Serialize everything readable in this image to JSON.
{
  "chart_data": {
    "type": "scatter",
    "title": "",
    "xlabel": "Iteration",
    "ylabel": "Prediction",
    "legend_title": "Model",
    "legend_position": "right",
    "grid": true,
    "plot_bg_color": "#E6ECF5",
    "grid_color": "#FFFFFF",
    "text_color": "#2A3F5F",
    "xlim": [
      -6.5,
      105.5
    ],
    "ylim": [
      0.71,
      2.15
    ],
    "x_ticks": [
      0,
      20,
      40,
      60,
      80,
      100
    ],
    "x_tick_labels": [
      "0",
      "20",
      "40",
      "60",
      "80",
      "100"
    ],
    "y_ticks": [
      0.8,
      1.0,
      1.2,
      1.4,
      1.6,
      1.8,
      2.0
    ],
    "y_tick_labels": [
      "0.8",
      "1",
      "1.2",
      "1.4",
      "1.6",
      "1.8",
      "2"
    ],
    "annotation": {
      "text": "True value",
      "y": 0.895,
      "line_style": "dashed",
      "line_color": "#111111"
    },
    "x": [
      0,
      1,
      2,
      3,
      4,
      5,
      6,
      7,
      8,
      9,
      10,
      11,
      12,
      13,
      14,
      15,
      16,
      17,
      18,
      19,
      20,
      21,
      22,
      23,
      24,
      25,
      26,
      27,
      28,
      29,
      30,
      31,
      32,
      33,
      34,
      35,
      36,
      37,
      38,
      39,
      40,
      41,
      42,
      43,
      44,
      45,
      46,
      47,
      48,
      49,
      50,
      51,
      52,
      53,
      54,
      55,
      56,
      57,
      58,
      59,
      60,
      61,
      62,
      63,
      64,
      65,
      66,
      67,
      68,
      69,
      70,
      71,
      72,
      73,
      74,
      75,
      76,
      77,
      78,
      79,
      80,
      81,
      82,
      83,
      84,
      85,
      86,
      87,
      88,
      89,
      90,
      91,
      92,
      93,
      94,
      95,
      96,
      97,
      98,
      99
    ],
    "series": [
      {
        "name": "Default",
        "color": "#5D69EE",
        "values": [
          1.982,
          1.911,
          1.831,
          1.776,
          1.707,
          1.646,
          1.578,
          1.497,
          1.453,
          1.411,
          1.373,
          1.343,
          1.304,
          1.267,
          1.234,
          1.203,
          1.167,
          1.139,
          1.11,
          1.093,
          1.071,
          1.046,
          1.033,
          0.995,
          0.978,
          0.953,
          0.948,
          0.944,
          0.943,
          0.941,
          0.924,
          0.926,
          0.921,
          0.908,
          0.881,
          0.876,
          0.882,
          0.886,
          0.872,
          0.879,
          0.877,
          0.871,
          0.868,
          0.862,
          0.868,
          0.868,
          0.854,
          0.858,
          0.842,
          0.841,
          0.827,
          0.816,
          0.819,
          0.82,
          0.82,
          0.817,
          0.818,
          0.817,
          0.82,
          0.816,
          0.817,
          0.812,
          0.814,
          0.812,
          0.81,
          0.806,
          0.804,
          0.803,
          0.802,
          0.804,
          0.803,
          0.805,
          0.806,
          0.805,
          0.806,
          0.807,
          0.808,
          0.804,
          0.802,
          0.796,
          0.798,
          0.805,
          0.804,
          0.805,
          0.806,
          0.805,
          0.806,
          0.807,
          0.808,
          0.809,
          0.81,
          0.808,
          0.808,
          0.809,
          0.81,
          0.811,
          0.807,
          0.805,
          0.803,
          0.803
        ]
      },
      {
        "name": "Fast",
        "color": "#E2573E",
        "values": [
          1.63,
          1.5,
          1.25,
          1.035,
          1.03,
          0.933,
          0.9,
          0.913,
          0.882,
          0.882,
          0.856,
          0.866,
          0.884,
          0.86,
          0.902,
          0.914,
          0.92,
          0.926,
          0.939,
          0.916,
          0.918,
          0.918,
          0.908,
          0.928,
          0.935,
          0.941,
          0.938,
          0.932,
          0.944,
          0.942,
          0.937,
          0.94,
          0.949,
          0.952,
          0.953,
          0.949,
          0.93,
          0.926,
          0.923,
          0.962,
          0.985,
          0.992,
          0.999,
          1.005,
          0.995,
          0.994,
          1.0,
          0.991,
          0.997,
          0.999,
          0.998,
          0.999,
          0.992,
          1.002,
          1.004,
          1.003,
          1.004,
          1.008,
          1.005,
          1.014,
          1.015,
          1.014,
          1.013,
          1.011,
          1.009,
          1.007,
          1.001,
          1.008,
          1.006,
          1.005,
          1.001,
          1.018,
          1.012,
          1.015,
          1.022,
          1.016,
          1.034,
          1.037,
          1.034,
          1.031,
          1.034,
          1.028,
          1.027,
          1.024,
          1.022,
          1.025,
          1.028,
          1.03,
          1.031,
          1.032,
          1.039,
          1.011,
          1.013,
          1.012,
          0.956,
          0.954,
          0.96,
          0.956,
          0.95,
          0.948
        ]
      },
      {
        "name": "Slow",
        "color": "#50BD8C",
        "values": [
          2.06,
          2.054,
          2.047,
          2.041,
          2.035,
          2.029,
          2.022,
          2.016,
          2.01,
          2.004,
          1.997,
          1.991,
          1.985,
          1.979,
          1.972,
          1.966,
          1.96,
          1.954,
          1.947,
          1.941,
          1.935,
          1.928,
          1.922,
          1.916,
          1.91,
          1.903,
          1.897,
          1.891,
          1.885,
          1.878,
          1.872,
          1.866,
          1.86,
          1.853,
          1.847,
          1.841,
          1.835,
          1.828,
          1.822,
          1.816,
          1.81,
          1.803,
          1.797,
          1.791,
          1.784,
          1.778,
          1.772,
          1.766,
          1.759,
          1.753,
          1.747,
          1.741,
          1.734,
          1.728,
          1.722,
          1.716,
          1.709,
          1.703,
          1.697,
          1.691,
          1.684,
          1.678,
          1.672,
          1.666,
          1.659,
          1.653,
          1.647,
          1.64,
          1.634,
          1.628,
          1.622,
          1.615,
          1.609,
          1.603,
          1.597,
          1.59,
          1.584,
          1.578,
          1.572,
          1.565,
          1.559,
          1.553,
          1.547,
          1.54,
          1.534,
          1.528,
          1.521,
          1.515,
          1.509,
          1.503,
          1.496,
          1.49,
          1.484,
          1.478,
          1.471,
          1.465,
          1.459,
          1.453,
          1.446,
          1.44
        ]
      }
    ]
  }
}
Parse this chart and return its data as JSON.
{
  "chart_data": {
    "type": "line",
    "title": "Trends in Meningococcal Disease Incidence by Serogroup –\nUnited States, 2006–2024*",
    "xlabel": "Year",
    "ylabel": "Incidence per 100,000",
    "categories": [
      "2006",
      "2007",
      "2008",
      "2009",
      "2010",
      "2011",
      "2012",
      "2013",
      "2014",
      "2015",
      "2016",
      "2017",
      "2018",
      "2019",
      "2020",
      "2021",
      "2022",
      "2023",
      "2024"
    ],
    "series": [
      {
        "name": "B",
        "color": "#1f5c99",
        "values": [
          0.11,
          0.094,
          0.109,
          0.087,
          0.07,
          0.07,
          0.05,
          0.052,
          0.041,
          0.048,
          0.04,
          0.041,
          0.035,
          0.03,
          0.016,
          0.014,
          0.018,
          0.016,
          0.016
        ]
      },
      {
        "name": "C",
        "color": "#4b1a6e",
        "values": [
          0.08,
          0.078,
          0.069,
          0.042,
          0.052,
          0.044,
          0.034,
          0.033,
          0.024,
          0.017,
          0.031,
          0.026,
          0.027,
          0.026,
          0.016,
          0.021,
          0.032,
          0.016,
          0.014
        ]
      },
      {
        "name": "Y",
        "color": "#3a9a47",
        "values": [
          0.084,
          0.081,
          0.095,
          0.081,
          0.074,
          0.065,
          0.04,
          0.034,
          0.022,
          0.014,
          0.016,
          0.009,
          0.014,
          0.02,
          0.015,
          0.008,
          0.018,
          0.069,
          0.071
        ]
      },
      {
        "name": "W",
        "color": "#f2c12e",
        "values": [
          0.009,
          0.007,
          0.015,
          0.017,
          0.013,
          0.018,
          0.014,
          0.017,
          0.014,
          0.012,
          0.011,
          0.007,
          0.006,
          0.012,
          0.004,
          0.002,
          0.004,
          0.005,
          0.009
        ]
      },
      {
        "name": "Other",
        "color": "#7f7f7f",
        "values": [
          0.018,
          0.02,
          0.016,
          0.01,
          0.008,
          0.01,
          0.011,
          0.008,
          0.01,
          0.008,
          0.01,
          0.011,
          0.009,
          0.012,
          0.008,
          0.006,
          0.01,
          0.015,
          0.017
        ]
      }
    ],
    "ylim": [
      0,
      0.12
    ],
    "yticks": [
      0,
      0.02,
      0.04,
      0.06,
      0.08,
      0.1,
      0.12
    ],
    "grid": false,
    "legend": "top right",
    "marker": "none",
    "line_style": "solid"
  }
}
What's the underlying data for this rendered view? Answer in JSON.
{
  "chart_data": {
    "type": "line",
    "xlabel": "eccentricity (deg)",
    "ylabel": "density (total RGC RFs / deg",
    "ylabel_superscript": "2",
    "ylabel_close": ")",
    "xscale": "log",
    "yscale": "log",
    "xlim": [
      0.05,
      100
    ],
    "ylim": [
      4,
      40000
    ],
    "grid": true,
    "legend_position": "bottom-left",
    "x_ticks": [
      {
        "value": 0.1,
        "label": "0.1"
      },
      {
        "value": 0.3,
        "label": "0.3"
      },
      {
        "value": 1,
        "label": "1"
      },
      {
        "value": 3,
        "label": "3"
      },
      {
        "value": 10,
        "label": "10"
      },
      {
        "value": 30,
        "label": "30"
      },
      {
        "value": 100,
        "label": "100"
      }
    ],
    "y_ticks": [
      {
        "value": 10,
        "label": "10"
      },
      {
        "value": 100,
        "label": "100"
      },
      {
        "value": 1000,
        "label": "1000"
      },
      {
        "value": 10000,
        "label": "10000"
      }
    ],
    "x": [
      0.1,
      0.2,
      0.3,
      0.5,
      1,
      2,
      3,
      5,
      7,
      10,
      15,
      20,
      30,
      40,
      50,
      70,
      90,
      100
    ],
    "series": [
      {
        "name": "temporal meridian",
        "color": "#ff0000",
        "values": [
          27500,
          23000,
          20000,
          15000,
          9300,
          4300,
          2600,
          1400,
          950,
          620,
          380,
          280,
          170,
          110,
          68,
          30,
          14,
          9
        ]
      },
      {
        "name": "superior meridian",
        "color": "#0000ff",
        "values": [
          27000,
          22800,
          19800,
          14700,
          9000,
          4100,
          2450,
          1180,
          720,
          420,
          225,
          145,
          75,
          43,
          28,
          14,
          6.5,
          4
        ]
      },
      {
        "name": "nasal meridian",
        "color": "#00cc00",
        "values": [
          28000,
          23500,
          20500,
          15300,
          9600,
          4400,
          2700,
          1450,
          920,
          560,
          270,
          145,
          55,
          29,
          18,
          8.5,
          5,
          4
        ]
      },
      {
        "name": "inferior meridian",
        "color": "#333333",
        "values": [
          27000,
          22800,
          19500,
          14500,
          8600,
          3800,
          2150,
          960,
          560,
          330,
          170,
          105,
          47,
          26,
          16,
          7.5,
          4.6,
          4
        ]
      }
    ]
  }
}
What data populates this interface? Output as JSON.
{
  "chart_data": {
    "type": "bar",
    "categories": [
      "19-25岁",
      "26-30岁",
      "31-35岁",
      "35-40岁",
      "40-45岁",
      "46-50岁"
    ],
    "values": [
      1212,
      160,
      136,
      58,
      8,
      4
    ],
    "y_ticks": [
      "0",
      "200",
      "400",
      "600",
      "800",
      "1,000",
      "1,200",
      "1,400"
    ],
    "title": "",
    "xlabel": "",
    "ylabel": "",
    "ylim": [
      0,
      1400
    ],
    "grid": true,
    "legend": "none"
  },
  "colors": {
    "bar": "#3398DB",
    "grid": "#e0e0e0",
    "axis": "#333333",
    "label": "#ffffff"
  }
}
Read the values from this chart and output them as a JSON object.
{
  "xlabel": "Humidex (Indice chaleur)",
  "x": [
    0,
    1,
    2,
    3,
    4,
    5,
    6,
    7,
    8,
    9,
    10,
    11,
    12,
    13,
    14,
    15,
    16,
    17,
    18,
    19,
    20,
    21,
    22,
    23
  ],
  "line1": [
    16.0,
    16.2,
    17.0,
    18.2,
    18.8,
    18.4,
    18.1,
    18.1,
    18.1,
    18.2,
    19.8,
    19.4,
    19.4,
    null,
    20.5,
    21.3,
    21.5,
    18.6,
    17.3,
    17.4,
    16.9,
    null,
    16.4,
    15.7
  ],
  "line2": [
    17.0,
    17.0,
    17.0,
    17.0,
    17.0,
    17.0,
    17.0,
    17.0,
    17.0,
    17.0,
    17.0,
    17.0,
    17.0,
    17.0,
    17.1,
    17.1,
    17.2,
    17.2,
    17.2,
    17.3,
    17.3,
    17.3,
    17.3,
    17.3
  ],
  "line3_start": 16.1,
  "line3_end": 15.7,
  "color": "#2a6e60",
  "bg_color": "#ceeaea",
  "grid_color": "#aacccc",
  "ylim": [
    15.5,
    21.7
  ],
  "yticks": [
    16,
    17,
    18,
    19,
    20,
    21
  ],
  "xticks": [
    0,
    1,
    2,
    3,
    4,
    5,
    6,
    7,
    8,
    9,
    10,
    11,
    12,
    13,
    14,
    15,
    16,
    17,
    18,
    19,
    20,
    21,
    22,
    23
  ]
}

**Task goal:** In the entries above, find every line holding the word "Incidence" and copy it out.

**Full output:**
    "title": "Trends in Meningococcal Disease Incidence by Serogroup –\nUnited States, 2006–2024*",
    "ylabel": "Incidence per 100,000",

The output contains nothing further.